=== Records shown ===

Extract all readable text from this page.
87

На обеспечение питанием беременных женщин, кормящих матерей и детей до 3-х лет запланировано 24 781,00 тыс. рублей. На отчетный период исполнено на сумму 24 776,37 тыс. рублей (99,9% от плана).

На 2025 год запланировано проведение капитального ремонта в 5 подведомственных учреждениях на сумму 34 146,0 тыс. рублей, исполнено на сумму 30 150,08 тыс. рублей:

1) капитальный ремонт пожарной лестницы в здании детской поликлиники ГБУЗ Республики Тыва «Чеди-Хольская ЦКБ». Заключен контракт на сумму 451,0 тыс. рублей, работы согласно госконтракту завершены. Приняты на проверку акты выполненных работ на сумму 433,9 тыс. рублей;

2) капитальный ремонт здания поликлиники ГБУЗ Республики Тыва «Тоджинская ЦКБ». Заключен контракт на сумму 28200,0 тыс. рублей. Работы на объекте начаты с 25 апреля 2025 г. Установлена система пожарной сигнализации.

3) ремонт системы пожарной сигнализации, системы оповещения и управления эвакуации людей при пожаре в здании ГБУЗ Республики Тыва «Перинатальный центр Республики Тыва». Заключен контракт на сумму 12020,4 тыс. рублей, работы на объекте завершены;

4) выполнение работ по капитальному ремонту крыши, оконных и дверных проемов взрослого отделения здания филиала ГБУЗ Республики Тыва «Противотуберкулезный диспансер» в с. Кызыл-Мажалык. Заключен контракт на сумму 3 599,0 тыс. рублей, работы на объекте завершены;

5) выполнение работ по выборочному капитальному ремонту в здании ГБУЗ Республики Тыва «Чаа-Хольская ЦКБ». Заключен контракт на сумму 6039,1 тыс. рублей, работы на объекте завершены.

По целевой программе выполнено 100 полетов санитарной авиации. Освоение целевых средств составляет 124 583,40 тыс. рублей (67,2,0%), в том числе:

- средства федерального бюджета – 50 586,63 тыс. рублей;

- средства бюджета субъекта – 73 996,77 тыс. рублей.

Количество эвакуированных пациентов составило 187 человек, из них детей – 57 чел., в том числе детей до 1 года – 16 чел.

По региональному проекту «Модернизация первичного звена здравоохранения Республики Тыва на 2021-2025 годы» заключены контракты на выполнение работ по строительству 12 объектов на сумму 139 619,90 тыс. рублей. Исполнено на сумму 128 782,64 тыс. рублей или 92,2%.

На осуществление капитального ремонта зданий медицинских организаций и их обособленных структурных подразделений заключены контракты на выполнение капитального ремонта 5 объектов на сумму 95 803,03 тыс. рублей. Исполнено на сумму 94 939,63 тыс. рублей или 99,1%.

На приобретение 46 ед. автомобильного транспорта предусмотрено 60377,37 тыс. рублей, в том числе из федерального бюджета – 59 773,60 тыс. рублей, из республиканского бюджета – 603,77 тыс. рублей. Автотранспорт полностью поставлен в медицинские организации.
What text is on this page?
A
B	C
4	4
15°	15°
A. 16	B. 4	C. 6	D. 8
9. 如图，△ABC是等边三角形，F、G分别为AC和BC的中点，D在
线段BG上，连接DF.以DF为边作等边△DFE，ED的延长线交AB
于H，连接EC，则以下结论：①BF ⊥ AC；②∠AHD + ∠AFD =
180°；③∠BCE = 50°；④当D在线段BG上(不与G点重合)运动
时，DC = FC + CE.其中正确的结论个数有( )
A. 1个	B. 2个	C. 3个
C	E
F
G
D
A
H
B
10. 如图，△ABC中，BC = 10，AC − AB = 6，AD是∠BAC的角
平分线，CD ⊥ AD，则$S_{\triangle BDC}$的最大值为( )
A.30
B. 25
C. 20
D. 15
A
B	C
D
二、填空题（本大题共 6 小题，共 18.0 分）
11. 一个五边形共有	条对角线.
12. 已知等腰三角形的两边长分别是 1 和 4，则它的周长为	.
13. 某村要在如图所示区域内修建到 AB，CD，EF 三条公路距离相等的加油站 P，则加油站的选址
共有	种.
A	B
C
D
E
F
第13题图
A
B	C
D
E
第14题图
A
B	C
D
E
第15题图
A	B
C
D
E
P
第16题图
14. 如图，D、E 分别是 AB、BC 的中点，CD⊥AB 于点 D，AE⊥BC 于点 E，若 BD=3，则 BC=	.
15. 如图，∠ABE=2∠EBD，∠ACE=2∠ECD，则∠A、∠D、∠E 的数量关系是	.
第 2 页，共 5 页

===

• Exercise brief
Your task is to give the records above again, exactly.

• Result for this task
Extract all readable text from this page.
87

На обеспечение питанием беременных женщин, кормящих матерей и детей до 3-х лет запланировано 24 781,00 тыс. рублей. На отчетный период исполнено на сумму 24 776,37 тыс. рублей (99,9% от плана).

На 2025 год запланировано проведение капитального ремонта в 5 подведомственных учреждениях на сумму 34 146,0 тыс. рублей, исполнено на сумму 30 150,08 тыс. рублей:

1) капитальный ремонт пожарной лестницы в здании детской поликлиники ГБУЗ Республики Тыва «Чеди-Хольская ЦКБ». Заключен контракт на сумму 451,0 тыс. рублей, работы согласно госконтракту завершены. Приняты на проверку акты выполненных работ на сумму 433,9 тыс. рублей;

2) капитальный ремонт здания поликлиники ГБУЗ Республики Тыва «Тоджинская ЦКБ». Заключен контракт на сумму 28200,0 тыс. рублей. Работы на объекте начаты с 25 апреля 2025 г. Установлена система пожарной сигнализации.

3) ремонт системы пожарной сигнализации, системы оповещения и управления эвакуации людей при пожаре в здании ГБУЗ Республики Тыва «Перинатальный центр Республики Тыва». Заключен контракт на сумму 12020,4 тыс. рублей, работы на объекте завершены;

4) выполнение работ по капитальному ремонту крыши, оконных и дверных проемов взрослого отделения здания филиала ГБУЗ Республики Тыва «Противотуберкулезный диспансер» в с. Кызыл-Мажалык. Заключен контракт на сумму 3 599,0 тыс. рублей, работы на объекте завершены;

5) выполнение работ по выборочному капитальному ремонту в здании ГБУЗ Республики Тыва «Чаа-Хольская ЦКБ». Заключен контракт на сумму 6039,1 тыс. рублей, работы на объекте завершены.

По целевой программе выполнено 100 полетов санитарной авиации. Освоение целевых средств составляет 124 583,40 тыс. рублей (67,2,0%), в том числе:

- средства федерального бюджета – 50 586,63 тыс. рублей;

- средства бюджета субъекта – 73 996,77 тыс. рублей.

Количество эвакуированных пациентов составило 187 человек, из них детей – 57 чел., в том числе детей до 1 года – 16 чел.

По региональному проекту «Модернизация первичного звена здравоохранения Республики Тыва на 2021-2025 годы» заключены контракты на выполнение работ по строительству 12 объектов на сумму 139 619,90 тыс. рублей. Исполнено на сумму 128 782,64 тыс. рублей или 92,2%.

На осуществление капитального ремонта зданий медицинских организаций и их обособленных структурных подразделений заключены контракты на выполнение капитального ремонта 5 объектов на сумму 95 803,03 тыс. рублей. Исполнено на сумму 94 939,63 тыс. рублей или 99,1%.

На приобретение 46 ед. автомобильного транспорта предусмотрено 60377,37 тыс. рублей, в том числе из федерального бюджета – 59 773,60 тыс. рублей, из республиканского бюджета – 603,77 тыс. рублей. Автотранспорт полностью поставлен в медицинские организации.
What text is on this page?
A
B	C
4	4
15°	15°
A. 16	B. 4	C. 6	D. 8
9. 如图，△ABC是等边三角形，F、G分别为AC和BC的中点，D在
线段BG上，连接DF.以DF为边作等边△DFE，ED的延长线交AB
于H，连接EC，则以下结论：①BF ⊥ AC；②∠AHD + ∠AFD =
180°；③∠BCE = 50°；④当D在线段BG上(不与G点重合)运动
时，DC = FC + CE.其中正确的结论个数有( )
A. 1个	B. 2个	C. 3个
C	E
F
G
D
A
H
B
10. 如图，△ABC中，BC = 10，AC − AB = 6，AD是∠BAC的角
平分线，CD ⊥ AD，则$S_{\triangle BDC}$的最大值为( )
A.30
B. 25
C. 20
D. 15
A
B	C
D
二、填空题（本大题共 6 小题，共 18.0 分）
11. 一个五边形共有	条对角线.
12. 已知等腰三角形的两边长分别是 1 和 4，则它的周长为	.
13. 某村要在如图所示区域内修建到 AB，CD，EF 三条公路距离相等的加油站 P，则加油站的选址
共有	种.
A	B
C
D
E
F
第13题图
A
B	C
D
E
第14题图
A
B	C
D
E
第15题图
A	B
C
D
E
P
第16题图
14. 如图，D、E 分别是 AB、BC 的中点，CD⊥AB 于点 D，AE⊥BC 于点 E，若 BD=3，则 BC=	.
15. 如图，∠ABE=2∠EBD，∠ACE=2∠ECD，则∠A、∠D、∠E 的数量关系是	.
第 2 页，共 5 页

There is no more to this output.